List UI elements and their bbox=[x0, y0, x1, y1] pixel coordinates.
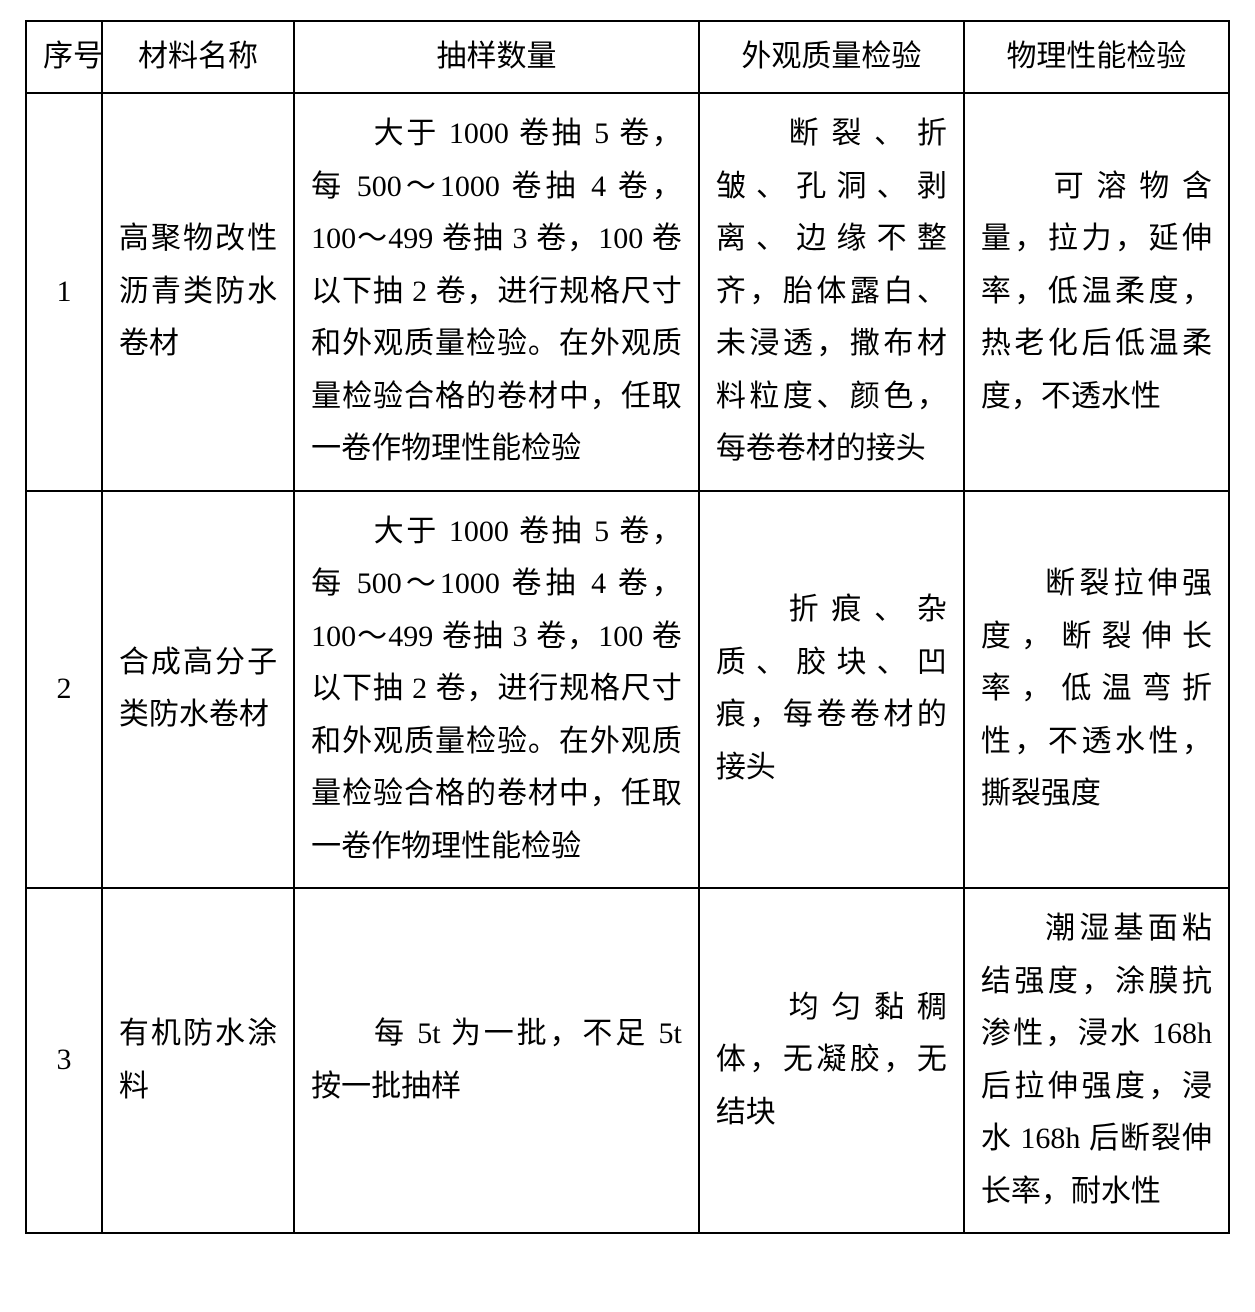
header-row: 序号 材料名称 抽样数量 外观质量检验 物理性能检验 bbox=[26, 21, 1229, 93]
cell-appearance-text: 断裂、折皱、孔洞、剥离、边缘不整齐，胎体露白、未浸透，撒布材料粒度、颜色，每卷卷… bbox=[716, 117, 947, 465]
cell-sampling-text: 大于 1000 卷抽 5 卷，每 500～1000 卷抽 4 卷，100～499… bbox=[311, 117, 682, 465]
table-row: 1 高聚物改性沥青类防水卷材 大于 1000 卷抽 5 卷，每 500～1000… bbox=[26, 93, 1229, 491]
cell-sampling: 大于 1000 卷抽 5 卷，每 500～1000 卷抽 4 卷，100～499… bbox=[294, 93, 699, 491]
cell-name: 高聚物改性沥青类防水卷材 bbox=[102, 93, 294, 491]
cell-appearance: 断裂、折皱、孔洞、剥离、边缘不整齐，胎体露白、未浸透，撒布材料粒度、颜色，每卷卷… bbox=[699, 93, 964, 491]
table-row: 3 有机防水涂料 每 5t 为一批，不足 5t 按一批抽样 均匀黏稠体，无凝胶，… bbox=[26, 888, 1229, 1233]
cell-physical-text: 断裂拉伸强度，断裂伸长率，低温弯折性，不透水性，撕裂强度 bbox=[981, 567, 1212, 810]
cell-seq: 3 bbox=[26, 888, 102, 1233]
cell-physical: 断裂拉伸强度，断裂伸长率，低温弯折性，不透水性，撕裂强度 bbox=[964, 491, 1229, 889]
cell-appearance: 折痕、杂质、胶块、凹痕，每卷卷材的接头 bbox=[699, 491, 964, 889]
cell-seq: 2 bbox=[26, 491, 102, 889]
cell-name-text: 合成高分子类防水卷材 bbox=[119, 646, 277, 732]
cell-physical-text: 潮湿基面粘结强度，涂膜抗渗性，浸水 168h 后拉伸强度，浸水 168h 后断裂… bbox=[981, 912, 1212, 1208]
cell-appearance-text: 均匀黏稠体，无凝胶，无结块 bbox=[716, 991, 947, 1129]
cell-name: 合成高分子类防水卷材 bbox=[102, 491, 294, 889]
table-head: 序号 材料名称 抽样数量 外观质量检验 物理性能检验 bbox=[26, 21, 1229, 93]
col-sampling-header: 抽样数量 bbox=[294, 21, 699, 93]
cell-sampling-text: 大于 1000 卷抽 5 卷，每 500～1000 卷抽 4 卷，100～499… bbox=[311, 515, 682, 863]
materials-table: 序号 材料名称 抽样数量 外观质量检验 物理性能检验 1 高聚物改性沥青类防水卷… bbox=[25, 20, 1230, 1234]
table-body: 1 高聚物改性沥青类防水卷材 大于 1000 卷抽 5 卷，每 500～1000… bbox=[26, 93, 1229, 1233]
cell-sampling: 每 5t 为一批，不足 5t 按一批抽样 bbox=[294, 888, 699, 1233]
cell-name: 有机防水涂料 bbox=[102, 888, 294, 1233]
cell-physical: 潮湿基面粘结强度，涂膜抗渗性，浸水 168h 后拉伸强度，浸水 168h 后断裂… bbox=[964, 888, 1229, 1233]
col-physical-header: 物理性能检验 bbox=[964, 21, 1229, 93]
col-name-header: 材料名称 bbox=[102, 21, 294, 93]
cell-name-text: 有机防水涂料 bbox=[119, 1017, 277, 1103]
col-seq-header: 序号 bbox=[26, 21, 102, 93]
cell-physical-text: 可溶物含量，拉力，延伸率，低温柔度，热老化后低温柔度，不透水性 bbox=[981, 170, 1212, 413]
cell-appearance-text: 折痕、杂质、胶块、凹痕，每卷卷材的接头 bbox=[716, 593, 947, 784]
col-appearance-header: 外观质量检验 bbox=[699, 21, 964, 93]
cell-seq: 1 bbox=[26, 93, 102, 491]
table-row: 2 合成高分子类防水卷材 大于 1000 卷抽 5 卷，每 500～1000 卷… bbox=[26, 491, 1229, 889]
cell-physical: 可溶物含量，拉力，延伸率，低温柔度，热老化后低温柔度，不透水性 bbox=[964, 93, 1229, 491]
cell-sampling: 大于 1000 卷抽 5 卷，每 500～1000 卷抽 4 卷，100～499… bbox=[294, 491, 699, 889]
cell-sampling-text: 每 5t 为一批，不足 5t 按一批抽样 bbox=[311, 1017, 682, 1103]
cell-appearance: 均匀黏稠体，无凝胶，无结块 bbox=[699, 888, 964, 1233]
page-wrapper: 序号 材料名称 抽样数量 外观质量检验 物理性能检验 1 高聚物改性沥青类防水卷… bbox=[0, 0, 1255, 1254]
cell-name-text: 高聚物改性沥青类防水卷材 bbox=[119, 222, 277, 360]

- **Request**: Copy out every line above word for word, leaving out the pictures.

- **Answer in full**:
List UI elements and their bbox=[x0, y0, x1, y1] pixel coordinates.
header-row: 序号 材料名称 抽样数量 外观质量检验 物理性能检验 bbox=[26, 21, 1229, 93]
cell-appearance-text: 断裂、折皱、孔洞、剥离、边缘不整齐，胎体露白、未浸透，撒布材料粒度、颜色，每卷卷… bbox=[716, 117, 947, 465]
cell-sampling-text: 大于 1000 卷抽 5 卷，每 500～1000 卷抽 4 卷，100～499… bbox=[311, 117, 682, 465]
table-row: 1 高聚物改性沥青类防水卷材 大于 1000 卷抽 5 卷，每 500～1000… bbox=[26, 93, 1229, 491]
cell-sampling: 大于 1000 卷抽 5 卷，每 500～1000 卷抽 4 卷，100～499… bbox=[294, 93, 699, 491]
cell-name: 高聚物改性沥青类防水卷材 bbox=[102, 93, 294, 491]
cell-appearance: 断裂、折皱、孔洞、剥离、边缘不整齐，胎体露白、未浸透，撒布材料粒度、颜色，每卷卷… bbox=[699, 93, 964, 491]
table-row: 3 有机防水涂料 每 5t 为一批，不足 5t 按一批抽样 均匀黏稠体，无凝胶，… bbox=[26, 888, 1229, 1233]
cell-physical-text: 断裂拉伸强度，断裂伸长率，低温弯折性，不透水性，撕裂强度 bbox=[981, 567, 1212, 810]
cell-seq: 3 bbox=[26, 888, 102, 1233]
cell-physical: 断裂拉伸强度，断裂伸长率，低温弯折性，不透水性，撕裂强度 bbox=[964, 491, 1229, 889]
cell-appearance: 折痕、杂质、胶块、凹痕，每卷卷材的接头 bbox=[699, 491, 964, 889]
cell-seq: 2 bbox=[26, 491, 102, 889]
cell-name-text: 合成高分子类防水卷材 bbox=[119, 646, 277, 732]
cell-physical-text: 潮湿基面粘结强度，涂膜抗渗性，浸水 168h 后拉伸强度，浸水 168h 后断裂… bbox=[981, 912, 1212, 1208]
cell-appearance-text: 均匀黏稠体，无凝胶，无结块 bbox=[716, 991, 947, 1129]
cell-name: 合成高分子类防水卷材 bbox=[102, 491, 294, 889]
table-head: 序号 材料名称 抽样数量 外观质量检验 物理性能检验 bbox=[26, 21, 1229, 93]
col-sampling-header: 抽样数量 bbox=[294, 21, 699, 93]
cell-sampling-text: 大于 1000 卷抽 5 卷，每 500～1000 卷抽 4 卷，100～499… bbox=[311, 515, 682, 863]
materials-table: 序号 材料名称 抽样数量 外观质量检验 物理性能检验 1 高聚物改性沥青类防水卷… bbox=[25, 20, 1230, 1234]
table-body: 1 高聚物改性沥青类防水卷材 大于 1000 卷抽 5 卷，每 500～1000… bbox=[26, 93, 1229, 1233]
cell-sampling: 每 5t 为一批，不足 5t 按一批抽样 bbox=[294, 888, 699, 1233]
cell-name: 有机防水涂料 bbox=[102, 888, 294, 1233]
cell-physical: 潮湿基面粘结强度，涂膜抗渗性，浸水 168h 后拉伸强度，浸水 168h 后断裂… bbox=[964, 888, 1229, 1233]
col-physical-header: 物理性能检验 bbox=[964, 21, 1229, 93]
col-name-header: 材料名称 bbox=[102, 21, 294, 93]
cell-name-text: 有机防水涂料 bbox=[119, 1017, 277, 1103]
col-seq-header: 序号 bbox=[26, 21, 102, 93]
cell-physical-text: 可溶物含量，拉力，延伸率，低温柔度，热老化后低温柔度，不透水性 bbox=[981, 170, 1212, 413]
cell-appearance-text: 折痕、杂质、胶块、凹痕，每卷卷材的接头 bbox=[716, 593, 947, 784]
col-appearance-header: 外观质量检验 bbox=[699, 21, 964, 93]
cell-seq: 1 bbox=[26, 93, 102, 491]
table-row: 2 合成高分子类防水卷材 大于 1000 卷抽 5 卷，每 500～1000 卷… bbox=[26, 491, 1229, 889]
cell-physical: 可溶物含量，拉力，延伸率，低温柔度，热老化后低温柔度，不透水性 bbox=[964, 93, 1229, 491]
cell-sampling: 大于 1000 卷抽 5 卷，每 500～1000 卷抽 4 卷，100～499… bbox=[294, 491, 699, 889]
cell-sampling-text: 每 5t 为一批，不足 5t 按一批抽样 bbox=[311, 1017, 682, 1103]
cell-appearance: 均匀黏稠体，无凝胶，无结块 bbox=[699, 888, 964, 1233]
page-wrapper: 序号 材料名称 抽样数量 外观质量检验 物理性能检验 1 高聚物改性沥青类防水卷… bbox=[0, 0, 1255, 1254]
cell-name-text: 高聚物改性沥青类防水卷材 bbox=[119, 222, 277, 360]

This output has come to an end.